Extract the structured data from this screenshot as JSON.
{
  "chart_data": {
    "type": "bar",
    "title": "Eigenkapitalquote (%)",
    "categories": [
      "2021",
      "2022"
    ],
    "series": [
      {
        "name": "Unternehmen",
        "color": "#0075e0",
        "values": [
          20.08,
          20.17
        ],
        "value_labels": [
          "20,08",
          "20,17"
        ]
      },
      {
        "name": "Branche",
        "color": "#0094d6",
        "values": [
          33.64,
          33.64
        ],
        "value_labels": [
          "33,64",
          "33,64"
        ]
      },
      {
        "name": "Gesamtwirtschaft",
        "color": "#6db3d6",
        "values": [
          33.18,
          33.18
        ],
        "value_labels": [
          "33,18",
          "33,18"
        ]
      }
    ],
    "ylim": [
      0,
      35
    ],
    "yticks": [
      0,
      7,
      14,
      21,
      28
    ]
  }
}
---
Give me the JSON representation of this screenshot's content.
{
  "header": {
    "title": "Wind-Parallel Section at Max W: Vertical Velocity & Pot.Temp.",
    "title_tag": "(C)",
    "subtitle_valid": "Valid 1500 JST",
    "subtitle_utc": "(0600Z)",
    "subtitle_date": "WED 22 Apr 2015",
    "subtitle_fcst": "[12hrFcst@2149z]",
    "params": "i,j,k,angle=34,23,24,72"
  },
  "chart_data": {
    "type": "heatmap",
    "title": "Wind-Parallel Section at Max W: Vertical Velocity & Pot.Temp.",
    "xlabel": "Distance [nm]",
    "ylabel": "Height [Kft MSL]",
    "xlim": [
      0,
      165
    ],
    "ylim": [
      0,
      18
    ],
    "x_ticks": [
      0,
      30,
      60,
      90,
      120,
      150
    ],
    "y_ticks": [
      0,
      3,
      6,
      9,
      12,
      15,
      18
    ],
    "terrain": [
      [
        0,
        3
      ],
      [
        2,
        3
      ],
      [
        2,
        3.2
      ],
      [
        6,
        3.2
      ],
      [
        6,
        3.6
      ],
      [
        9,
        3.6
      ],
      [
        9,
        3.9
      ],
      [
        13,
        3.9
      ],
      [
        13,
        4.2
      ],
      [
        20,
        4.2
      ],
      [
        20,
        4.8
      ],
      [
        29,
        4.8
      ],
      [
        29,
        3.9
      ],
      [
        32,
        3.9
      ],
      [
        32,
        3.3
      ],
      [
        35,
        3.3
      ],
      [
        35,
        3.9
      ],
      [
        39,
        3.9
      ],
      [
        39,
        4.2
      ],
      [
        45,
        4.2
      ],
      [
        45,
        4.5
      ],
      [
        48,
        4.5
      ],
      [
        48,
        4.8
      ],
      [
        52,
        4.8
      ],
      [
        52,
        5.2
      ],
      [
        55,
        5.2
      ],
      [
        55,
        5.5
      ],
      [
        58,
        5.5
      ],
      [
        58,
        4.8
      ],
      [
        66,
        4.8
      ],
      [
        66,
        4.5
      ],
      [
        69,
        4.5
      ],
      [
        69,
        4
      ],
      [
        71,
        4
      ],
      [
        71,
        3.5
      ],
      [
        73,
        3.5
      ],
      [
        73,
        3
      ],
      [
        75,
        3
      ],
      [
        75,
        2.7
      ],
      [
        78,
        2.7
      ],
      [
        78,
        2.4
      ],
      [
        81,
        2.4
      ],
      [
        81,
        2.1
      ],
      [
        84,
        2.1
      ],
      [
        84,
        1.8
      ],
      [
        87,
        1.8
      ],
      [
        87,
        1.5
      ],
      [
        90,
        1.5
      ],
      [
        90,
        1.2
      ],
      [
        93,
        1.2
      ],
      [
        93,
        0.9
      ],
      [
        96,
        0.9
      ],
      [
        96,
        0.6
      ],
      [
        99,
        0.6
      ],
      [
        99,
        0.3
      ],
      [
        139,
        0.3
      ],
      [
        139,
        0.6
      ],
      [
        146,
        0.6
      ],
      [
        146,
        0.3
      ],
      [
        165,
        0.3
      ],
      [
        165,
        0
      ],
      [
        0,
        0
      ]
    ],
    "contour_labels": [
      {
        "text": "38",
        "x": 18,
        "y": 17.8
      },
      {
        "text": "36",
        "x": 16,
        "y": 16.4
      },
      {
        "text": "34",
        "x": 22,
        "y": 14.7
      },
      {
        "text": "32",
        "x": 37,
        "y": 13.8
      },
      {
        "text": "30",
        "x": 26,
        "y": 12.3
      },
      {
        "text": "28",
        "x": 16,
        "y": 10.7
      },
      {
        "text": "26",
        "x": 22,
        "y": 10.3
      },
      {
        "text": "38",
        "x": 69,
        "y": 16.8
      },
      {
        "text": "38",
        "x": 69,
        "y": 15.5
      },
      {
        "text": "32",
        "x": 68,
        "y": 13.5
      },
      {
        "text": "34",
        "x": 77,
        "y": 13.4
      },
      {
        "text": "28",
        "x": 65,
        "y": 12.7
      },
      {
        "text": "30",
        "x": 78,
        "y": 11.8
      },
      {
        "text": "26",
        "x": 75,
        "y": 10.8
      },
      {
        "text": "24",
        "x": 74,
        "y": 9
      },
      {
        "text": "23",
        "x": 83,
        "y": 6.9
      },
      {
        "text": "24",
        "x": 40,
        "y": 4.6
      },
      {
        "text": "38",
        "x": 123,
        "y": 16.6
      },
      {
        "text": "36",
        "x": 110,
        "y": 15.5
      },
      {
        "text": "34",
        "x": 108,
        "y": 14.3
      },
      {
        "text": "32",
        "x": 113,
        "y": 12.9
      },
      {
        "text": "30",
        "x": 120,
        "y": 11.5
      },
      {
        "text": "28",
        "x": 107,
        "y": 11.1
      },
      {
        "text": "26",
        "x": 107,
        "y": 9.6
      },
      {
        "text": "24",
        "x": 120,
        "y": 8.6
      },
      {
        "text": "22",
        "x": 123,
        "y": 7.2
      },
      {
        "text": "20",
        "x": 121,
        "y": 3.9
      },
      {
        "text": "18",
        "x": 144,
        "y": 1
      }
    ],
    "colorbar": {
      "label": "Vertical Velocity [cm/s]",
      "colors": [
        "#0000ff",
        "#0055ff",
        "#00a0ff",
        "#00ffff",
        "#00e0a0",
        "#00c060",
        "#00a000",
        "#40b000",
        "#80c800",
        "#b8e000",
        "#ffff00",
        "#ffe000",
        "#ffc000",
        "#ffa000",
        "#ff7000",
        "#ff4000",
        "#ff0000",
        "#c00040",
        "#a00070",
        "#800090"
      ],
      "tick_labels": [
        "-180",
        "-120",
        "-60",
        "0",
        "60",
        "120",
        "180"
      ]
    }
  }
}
==
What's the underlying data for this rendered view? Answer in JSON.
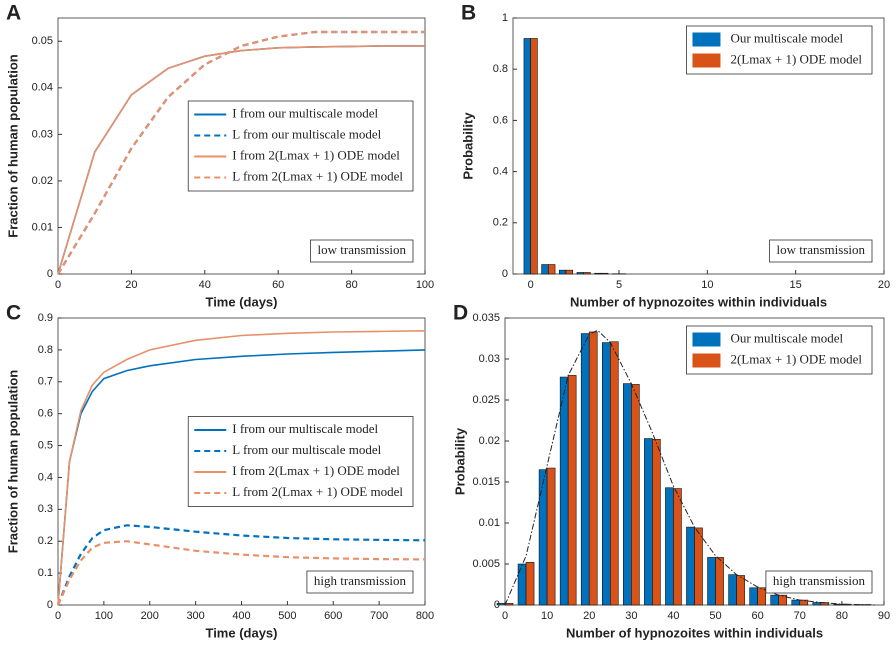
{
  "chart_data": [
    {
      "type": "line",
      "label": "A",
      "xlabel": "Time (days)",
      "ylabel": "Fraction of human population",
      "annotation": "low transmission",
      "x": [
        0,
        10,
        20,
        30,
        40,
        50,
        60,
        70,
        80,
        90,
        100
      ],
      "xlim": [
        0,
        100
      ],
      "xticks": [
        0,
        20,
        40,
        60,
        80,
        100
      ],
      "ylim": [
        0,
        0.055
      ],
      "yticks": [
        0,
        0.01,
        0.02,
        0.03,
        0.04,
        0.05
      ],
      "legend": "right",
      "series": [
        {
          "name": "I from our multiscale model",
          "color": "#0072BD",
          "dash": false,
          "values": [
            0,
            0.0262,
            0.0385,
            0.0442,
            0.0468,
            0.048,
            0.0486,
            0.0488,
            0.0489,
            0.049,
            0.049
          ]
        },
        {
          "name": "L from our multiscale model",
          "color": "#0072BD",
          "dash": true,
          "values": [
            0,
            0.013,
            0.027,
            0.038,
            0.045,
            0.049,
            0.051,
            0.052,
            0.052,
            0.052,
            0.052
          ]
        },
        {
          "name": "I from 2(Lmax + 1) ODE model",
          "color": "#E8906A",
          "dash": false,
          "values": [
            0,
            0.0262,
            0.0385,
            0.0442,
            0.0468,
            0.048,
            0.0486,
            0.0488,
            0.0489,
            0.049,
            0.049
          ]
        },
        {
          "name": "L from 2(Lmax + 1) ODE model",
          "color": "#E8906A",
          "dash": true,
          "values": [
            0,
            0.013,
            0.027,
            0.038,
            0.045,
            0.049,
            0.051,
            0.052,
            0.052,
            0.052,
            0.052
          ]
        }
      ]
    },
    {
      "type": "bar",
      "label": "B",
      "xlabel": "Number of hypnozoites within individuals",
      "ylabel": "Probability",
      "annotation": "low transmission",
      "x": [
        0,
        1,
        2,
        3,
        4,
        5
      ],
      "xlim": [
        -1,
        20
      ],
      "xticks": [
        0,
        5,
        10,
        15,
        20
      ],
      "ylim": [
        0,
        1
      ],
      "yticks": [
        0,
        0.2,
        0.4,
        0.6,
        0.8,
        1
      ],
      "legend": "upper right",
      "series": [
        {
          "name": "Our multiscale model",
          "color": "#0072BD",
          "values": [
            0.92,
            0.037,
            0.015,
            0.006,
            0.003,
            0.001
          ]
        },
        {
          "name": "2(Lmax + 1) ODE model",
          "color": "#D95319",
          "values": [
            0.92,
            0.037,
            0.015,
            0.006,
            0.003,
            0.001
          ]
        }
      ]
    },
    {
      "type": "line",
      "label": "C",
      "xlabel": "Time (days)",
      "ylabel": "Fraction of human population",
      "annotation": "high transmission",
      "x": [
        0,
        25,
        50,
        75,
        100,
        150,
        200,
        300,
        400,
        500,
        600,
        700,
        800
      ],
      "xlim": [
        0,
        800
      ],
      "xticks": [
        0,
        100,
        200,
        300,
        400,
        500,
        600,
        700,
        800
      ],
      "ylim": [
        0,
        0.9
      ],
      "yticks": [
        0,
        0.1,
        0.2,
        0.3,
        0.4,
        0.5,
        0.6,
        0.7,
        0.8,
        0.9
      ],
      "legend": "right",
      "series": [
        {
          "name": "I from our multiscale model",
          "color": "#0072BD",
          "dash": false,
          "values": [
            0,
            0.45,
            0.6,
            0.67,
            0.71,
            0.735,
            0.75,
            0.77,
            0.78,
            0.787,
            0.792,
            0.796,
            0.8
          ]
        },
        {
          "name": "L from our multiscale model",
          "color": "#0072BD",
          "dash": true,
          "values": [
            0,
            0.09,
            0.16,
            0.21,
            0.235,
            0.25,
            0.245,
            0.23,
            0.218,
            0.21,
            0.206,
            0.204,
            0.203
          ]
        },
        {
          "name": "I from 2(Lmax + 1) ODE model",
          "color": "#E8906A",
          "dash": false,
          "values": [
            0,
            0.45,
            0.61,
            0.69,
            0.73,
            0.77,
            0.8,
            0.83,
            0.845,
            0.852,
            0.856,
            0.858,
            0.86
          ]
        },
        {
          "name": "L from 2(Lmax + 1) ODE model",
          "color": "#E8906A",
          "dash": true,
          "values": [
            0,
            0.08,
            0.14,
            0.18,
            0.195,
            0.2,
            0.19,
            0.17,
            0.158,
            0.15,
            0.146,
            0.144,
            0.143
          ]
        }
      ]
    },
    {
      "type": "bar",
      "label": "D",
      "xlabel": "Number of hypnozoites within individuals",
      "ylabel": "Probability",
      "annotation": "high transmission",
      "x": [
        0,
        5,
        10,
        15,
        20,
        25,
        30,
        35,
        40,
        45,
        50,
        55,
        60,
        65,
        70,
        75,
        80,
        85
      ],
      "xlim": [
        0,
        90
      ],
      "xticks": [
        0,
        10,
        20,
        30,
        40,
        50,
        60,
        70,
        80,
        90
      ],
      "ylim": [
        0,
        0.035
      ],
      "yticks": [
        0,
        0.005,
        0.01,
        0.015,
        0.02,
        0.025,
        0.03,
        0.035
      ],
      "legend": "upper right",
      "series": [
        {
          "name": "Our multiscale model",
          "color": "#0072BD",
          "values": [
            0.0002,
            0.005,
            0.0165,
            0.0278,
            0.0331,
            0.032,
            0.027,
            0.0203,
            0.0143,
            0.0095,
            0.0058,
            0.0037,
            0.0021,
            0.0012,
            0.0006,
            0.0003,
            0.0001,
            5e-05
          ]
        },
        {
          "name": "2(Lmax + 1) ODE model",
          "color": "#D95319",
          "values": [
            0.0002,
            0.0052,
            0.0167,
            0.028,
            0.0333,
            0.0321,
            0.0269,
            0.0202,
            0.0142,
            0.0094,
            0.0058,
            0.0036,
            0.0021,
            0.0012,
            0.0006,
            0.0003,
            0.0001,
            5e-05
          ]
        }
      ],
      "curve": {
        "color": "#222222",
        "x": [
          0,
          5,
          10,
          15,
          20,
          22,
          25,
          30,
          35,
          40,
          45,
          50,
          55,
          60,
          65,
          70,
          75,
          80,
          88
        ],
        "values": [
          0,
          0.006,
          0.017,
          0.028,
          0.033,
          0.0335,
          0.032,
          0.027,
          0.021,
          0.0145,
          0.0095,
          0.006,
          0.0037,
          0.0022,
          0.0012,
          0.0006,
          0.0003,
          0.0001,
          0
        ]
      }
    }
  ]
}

### GOAL OF THE EXERCISE:
Show all lines above holding "this".

### WORKED SOLUTION:
Extract the structured data from this screenshot as JSON.
Give me the JSON representation of this screenshot's content.
What's the underlying data for this rendered view? Answer in JSON.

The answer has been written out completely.